(Collected data entries)

——————

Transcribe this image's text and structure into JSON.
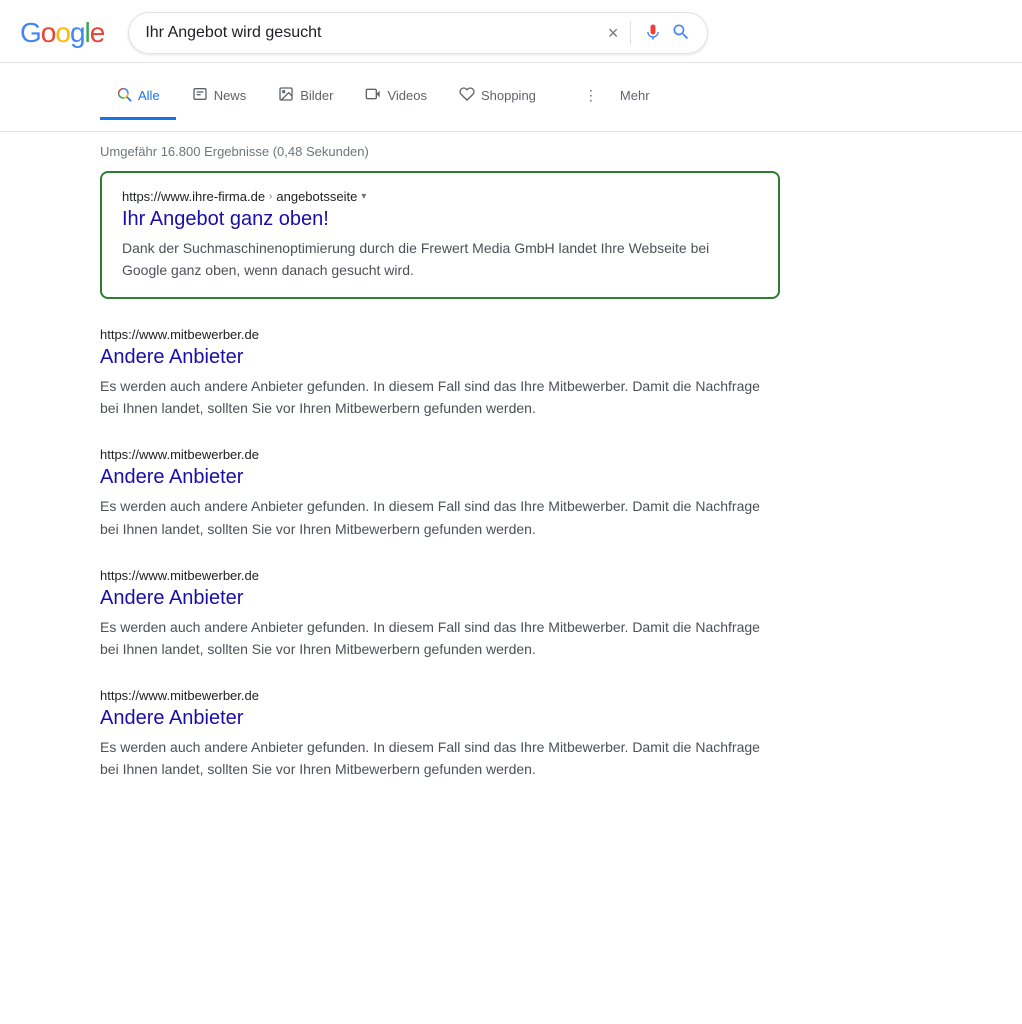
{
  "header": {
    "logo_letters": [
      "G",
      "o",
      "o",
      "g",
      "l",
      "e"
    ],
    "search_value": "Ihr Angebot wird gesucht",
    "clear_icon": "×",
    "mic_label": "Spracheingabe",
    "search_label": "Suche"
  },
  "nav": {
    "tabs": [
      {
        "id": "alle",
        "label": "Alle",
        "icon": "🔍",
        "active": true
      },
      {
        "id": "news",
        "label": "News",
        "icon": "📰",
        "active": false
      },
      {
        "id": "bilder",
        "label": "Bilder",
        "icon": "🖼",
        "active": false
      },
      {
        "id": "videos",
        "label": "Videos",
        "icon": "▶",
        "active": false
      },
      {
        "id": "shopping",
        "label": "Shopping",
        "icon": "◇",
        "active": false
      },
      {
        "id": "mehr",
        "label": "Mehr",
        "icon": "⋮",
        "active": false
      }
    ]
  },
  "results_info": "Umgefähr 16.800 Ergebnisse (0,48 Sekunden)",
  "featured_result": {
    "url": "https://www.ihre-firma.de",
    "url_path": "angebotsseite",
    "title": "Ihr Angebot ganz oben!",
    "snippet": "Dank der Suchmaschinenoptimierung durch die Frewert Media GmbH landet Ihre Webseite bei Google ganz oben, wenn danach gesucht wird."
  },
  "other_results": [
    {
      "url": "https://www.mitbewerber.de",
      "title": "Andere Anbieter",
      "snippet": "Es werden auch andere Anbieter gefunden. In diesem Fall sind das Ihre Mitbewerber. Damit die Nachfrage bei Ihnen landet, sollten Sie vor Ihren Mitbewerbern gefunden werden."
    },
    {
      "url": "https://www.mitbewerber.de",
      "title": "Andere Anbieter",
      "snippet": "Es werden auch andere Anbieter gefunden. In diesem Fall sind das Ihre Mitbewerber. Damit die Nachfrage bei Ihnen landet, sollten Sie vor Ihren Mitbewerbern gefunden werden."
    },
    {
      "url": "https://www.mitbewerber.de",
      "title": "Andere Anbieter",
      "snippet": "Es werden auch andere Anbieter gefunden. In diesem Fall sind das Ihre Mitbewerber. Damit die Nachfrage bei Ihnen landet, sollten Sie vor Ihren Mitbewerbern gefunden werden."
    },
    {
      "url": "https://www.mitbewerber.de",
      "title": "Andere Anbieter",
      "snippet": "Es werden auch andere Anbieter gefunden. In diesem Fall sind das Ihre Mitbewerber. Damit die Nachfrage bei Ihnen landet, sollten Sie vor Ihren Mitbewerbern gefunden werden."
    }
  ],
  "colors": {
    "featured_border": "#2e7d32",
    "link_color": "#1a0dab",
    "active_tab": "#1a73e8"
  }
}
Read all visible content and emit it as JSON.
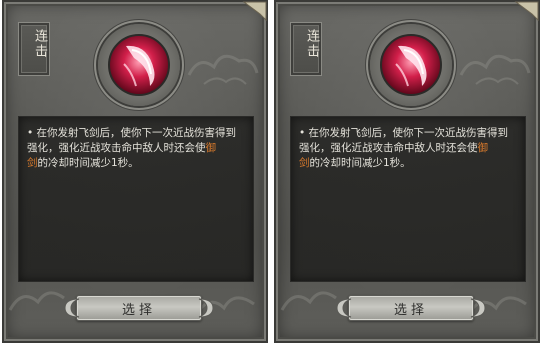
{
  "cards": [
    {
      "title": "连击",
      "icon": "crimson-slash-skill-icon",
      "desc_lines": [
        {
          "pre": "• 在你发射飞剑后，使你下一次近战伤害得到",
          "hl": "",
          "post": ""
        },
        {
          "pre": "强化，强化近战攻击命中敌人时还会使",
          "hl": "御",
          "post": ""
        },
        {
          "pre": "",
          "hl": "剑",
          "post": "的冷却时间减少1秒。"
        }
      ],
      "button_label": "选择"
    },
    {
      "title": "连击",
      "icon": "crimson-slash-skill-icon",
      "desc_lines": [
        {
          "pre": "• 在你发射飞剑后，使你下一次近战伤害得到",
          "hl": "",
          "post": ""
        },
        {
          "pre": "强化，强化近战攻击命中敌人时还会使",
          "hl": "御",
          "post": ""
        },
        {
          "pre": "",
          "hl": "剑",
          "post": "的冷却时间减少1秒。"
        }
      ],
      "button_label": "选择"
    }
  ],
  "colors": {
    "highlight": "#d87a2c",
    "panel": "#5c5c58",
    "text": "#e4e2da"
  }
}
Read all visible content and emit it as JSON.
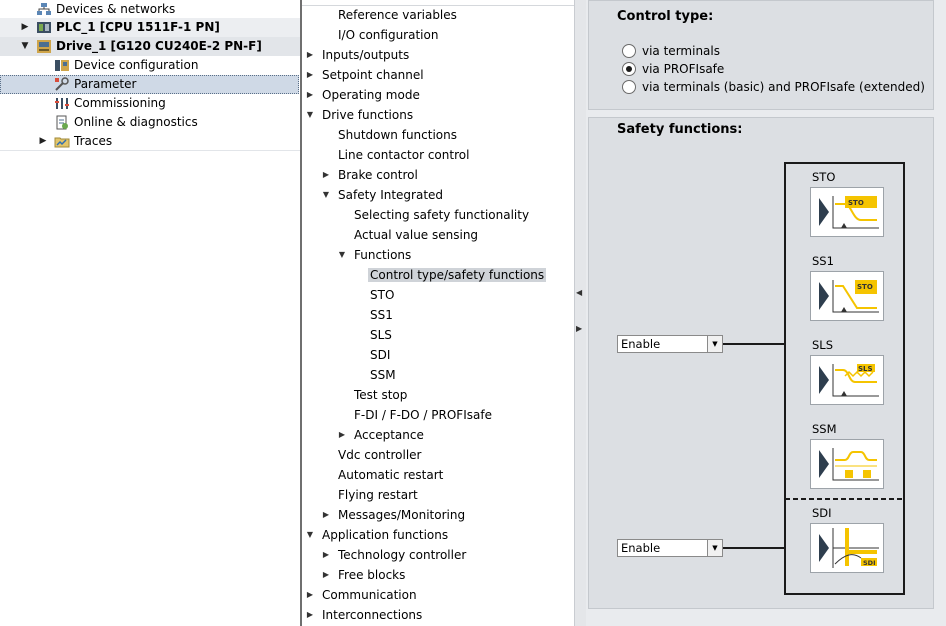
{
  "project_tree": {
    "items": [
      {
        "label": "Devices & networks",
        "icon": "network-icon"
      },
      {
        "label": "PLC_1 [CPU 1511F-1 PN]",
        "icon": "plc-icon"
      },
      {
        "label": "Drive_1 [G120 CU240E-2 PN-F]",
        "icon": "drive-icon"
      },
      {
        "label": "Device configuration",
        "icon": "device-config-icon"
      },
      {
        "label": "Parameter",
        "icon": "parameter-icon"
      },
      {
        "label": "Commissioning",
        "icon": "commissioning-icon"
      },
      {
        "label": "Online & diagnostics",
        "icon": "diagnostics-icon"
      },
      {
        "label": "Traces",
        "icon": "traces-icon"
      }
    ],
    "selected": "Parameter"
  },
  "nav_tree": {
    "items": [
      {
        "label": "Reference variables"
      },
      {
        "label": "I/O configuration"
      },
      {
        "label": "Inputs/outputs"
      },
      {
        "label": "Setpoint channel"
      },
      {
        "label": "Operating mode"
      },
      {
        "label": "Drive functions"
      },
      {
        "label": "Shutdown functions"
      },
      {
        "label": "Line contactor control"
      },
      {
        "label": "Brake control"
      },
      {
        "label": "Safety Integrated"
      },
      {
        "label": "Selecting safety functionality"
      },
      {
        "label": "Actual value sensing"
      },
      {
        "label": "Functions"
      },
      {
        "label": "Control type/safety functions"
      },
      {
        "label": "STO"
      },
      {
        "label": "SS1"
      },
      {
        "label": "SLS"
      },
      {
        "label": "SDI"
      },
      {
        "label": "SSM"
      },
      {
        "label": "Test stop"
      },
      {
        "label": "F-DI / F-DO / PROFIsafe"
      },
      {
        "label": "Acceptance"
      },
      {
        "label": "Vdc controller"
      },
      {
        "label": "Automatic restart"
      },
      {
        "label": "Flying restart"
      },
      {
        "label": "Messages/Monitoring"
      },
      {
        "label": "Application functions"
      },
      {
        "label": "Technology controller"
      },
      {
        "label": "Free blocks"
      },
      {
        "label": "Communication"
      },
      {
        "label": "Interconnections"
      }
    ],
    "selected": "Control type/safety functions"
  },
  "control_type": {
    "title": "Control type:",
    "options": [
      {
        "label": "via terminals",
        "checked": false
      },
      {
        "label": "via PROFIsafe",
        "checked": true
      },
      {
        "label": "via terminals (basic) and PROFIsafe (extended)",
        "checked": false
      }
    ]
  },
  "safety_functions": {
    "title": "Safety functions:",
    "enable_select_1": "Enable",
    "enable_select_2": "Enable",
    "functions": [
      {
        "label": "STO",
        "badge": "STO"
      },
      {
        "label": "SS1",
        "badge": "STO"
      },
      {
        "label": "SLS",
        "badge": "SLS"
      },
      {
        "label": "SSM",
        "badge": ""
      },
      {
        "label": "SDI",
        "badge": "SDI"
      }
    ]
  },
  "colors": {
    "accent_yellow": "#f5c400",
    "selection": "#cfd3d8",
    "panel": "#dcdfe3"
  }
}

——————

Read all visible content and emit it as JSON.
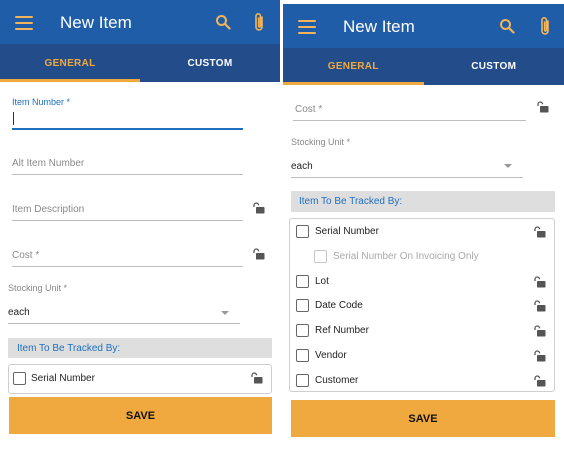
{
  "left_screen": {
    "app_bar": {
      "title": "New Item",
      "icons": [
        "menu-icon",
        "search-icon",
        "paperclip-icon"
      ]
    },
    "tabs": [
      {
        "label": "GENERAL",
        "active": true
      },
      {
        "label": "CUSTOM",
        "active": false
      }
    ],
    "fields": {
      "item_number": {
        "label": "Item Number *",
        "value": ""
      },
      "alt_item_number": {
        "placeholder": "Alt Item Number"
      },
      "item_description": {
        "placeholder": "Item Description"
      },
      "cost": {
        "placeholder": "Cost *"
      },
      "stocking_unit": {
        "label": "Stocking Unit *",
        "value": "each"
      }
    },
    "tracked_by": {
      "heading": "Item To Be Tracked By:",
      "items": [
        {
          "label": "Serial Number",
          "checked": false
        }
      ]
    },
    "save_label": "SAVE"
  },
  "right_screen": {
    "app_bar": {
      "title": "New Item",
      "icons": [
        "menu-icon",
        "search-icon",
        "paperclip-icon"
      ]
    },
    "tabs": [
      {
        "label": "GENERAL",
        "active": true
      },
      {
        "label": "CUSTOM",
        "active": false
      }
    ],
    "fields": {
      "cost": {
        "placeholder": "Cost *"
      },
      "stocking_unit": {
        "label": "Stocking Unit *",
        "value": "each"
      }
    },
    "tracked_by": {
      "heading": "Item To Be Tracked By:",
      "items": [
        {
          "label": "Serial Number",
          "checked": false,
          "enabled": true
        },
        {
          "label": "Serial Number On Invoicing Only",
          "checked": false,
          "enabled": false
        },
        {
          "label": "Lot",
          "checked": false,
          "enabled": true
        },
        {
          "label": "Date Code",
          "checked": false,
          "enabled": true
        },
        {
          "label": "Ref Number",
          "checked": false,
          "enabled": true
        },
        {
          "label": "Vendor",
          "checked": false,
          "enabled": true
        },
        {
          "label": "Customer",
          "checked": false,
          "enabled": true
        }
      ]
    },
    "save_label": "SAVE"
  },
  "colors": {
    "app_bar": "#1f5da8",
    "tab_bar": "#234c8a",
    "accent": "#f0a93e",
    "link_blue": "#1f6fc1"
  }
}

——————

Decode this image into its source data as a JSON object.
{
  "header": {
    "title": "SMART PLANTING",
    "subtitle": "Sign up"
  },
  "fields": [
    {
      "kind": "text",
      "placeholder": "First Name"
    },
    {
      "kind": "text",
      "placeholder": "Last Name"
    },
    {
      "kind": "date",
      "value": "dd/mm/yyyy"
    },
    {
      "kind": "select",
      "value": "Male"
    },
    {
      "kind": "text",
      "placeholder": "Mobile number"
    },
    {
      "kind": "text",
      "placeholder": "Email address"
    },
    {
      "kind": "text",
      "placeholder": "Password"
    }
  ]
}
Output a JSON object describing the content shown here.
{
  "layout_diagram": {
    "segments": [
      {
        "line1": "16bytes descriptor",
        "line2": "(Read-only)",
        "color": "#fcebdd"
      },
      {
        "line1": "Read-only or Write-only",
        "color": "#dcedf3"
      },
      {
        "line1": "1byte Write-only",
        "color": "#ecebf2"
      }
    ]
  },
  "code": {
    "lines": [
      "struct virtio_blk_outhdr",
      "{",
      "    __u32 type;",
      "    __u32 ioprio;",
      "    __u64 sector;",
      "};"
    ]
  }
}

——————

--- Do this ---
The word "placeholder" may occur in lines of the records. Report how many such lines there are, giving only the number.

--- Output for this task ---
9